**ENTRIES SUPPLIED:**
☆ ☆ ☆
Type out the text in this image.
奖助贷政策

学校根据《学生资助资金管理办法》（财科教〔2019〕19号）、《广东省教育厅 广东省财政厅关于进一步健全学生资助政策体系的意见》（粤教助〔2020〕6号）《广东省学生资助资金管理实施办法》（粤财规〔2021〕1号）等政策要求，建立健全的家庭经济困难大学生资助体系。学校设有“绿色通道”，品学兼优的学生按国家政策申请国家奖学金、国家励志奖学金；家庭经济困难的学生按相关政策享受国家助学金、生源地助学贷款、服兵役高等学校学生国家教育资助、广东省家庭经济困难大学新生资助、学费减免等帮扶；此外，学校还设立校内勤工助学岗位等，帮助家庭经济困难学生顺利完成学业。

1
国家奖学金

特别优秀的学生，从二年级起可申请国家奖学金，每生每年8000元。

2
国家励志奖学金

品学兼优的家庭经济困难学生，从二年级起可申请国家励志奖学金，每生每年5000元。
☆ ☆ ☆
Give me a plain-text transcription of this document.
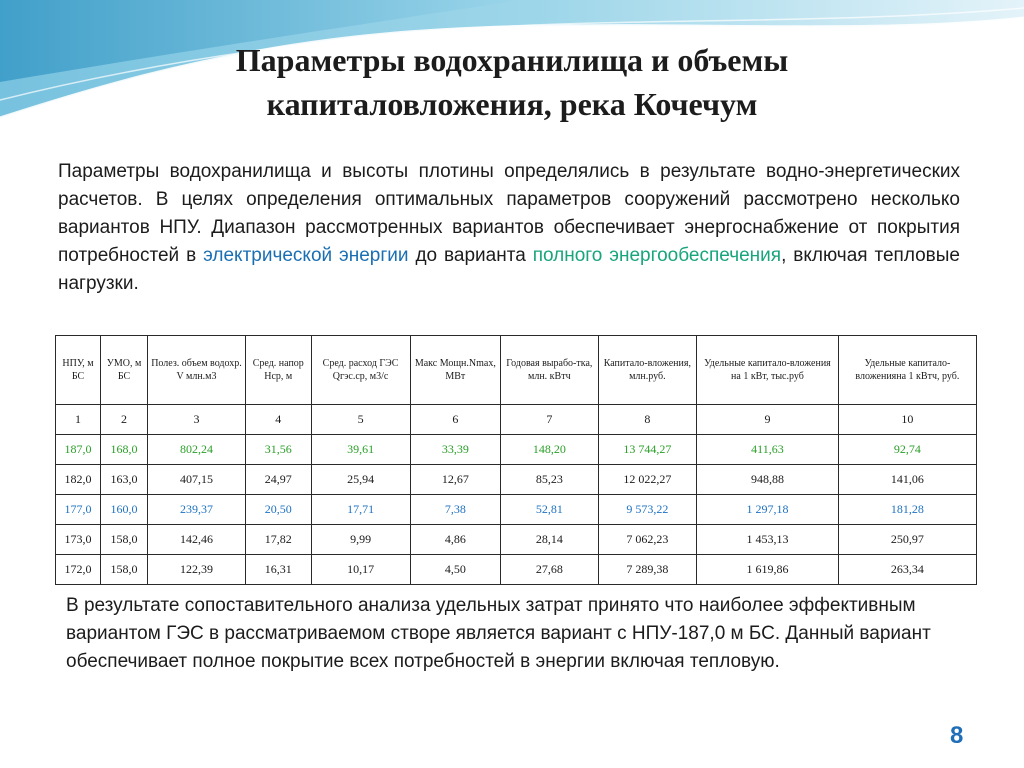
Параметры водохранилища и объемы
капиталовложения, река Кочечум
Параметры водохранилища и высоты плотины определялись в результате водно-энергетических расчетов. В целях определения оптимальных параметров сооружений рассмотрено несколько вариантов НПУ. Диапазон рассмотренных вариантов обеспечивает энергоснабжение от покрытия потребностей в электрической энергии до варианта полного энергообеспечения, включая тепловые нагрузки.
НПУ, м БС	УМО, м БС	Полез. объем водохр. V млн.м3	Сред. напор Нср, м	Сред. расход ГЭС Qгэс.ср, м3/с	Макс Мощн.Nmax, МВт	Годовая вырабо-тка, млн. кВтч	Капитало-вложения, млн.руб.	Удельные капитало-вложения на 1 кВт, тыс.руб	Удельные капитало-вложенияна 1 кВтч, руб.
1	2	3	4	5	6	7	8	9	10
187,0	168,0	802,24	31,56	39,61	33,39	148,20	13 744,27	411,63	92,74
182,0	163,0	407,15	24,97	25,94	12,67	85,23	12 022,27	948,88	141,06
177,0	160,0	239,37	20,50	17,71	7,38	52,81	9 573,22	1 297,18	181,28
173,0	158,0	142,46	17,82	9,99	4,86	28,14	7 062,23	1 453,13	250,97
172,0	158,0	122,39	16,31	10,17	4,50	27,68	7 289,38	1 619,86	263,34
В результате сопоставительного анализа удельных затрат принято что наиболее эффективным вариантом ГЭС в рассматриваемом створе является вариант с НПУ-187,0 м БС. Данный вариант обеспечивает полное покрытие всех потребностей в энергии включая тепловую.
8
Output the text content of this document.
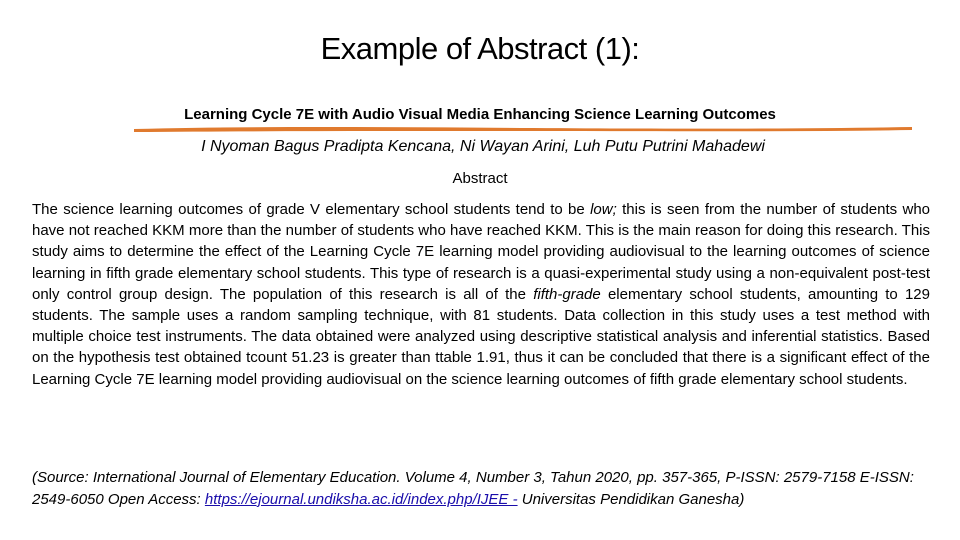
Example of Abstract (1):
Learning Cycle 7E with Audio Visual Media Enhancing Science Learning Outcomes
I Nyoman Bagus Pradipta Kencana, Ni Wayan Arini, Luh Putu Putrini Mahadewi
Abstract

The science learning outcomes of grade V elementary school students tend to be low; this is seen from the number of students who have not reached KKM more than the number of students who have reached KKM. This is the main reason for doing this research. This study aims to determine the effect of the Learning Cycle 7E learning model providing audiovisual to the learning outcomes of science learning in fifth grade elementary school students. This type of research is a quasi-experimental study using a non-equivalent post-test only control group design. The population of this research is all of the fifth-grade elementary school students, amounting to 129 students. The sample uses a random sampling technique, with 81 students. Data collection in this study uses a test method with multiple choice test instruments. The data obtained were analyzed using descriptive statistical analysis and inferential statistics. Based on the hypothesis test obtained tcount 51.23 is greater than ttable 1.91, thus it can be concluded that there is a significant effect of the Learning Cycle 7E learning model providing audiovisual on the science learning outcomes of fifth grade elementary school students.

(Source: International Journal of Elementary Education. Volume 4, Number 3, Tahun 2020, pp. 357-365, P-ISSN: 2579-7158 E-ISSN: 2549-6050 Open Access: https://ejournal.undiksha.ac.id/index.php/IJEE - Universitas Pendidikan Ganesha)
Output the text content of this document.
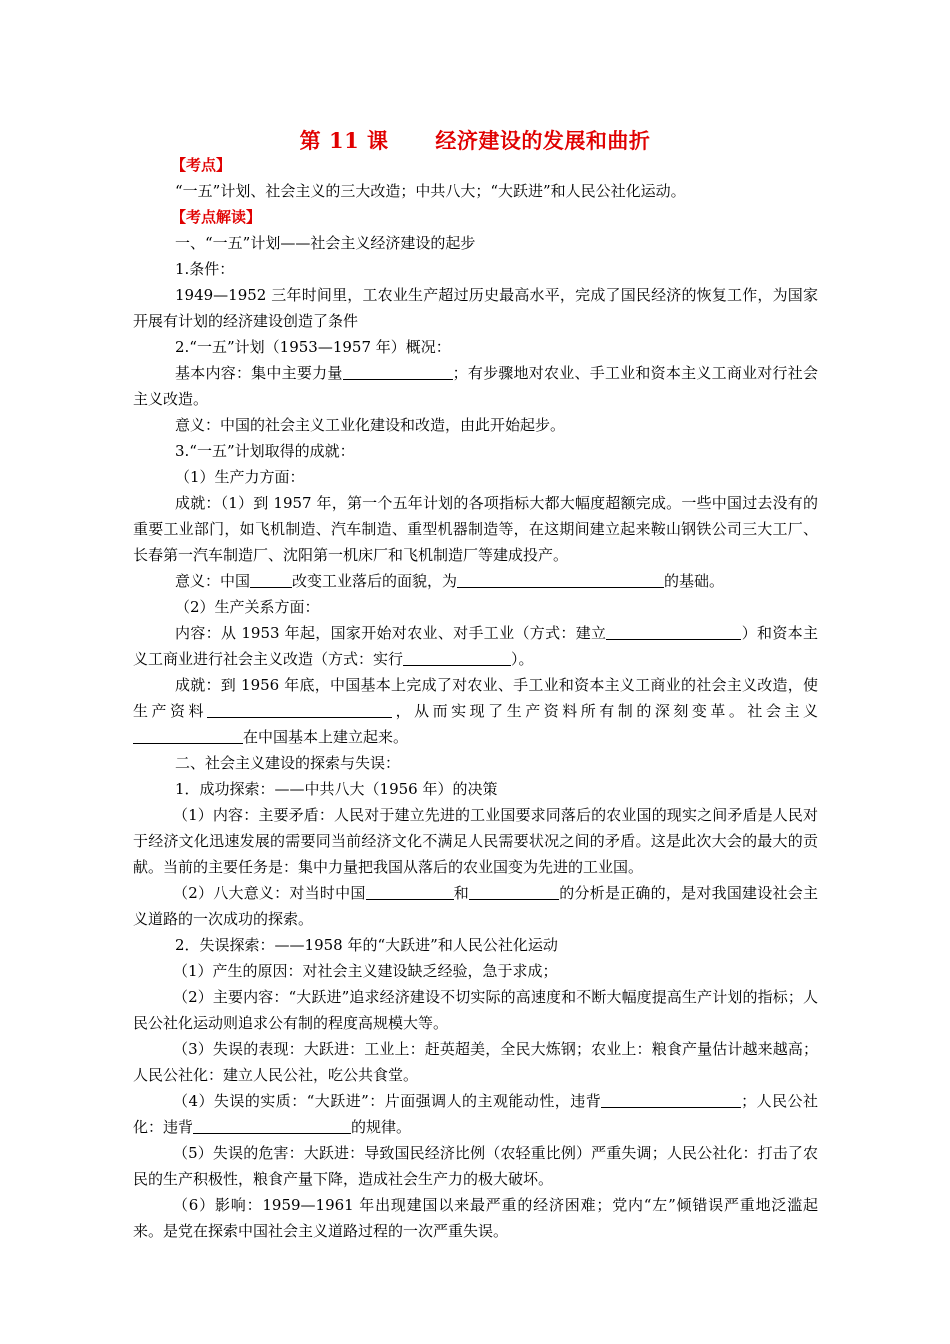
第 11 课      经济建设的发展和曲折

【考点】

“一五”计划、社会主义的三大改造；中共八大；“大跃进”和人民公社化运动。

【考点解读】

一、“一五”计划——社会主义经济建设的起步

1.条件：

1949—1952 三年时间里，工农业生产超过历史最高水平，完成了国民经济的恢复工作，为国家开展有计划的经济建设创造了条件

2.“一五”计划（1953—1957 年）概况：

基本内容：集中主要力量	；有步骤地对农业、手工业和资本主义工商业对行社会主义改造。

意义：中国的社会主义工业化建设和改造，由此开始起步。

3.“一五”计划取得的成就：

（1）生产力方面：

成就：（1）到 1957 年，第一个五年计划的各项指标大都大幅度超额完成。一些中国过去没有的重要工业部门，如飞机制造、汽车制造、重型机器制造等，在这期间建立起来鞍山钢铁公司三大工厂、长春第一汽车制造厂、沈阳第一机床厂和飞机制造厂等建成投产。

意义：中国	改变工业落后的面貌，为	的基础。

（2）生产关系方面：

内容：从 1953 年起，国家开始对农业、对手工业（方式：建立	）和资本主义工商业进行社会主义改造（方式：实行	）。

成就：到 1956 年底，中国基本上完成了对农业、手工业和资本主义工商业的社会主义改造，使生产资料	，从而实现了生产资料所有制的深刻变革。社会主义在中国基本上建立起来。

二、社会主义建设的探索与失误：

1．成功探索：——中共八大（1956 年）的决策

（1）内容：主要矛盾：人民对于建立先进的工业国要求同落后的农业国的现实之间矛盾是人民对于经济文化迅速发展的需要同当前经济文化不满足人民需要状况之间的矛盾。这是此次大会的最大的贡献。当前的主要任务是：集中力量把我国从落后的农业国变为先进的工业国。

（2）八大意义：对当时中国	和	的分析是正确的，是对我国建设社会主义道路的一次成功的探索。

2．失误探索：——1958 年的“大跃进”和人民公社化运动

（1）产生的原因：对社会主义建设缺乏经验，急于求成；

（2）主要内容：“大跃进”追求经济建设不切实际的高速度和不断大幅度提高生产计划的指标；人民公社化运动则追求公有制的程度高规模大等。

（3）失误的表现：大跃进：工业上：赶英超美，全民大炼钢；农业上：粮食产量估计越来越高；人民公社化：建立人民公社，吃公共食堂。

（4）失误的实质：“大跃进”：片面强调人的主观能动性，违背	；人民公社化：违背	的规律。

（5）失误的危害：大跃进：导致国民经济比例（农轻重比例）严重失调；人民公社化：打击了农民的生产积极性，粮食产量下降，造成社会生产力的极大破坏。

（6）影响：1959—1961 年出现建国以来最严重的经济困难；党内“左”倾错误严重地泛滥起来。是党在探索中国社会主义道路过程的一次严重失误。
☆ ☆ ☆
**SET PROBLEM:**
Among the lines of the data above, count those holding "водохранилища" and state only the number.

**SOLUTION:**
2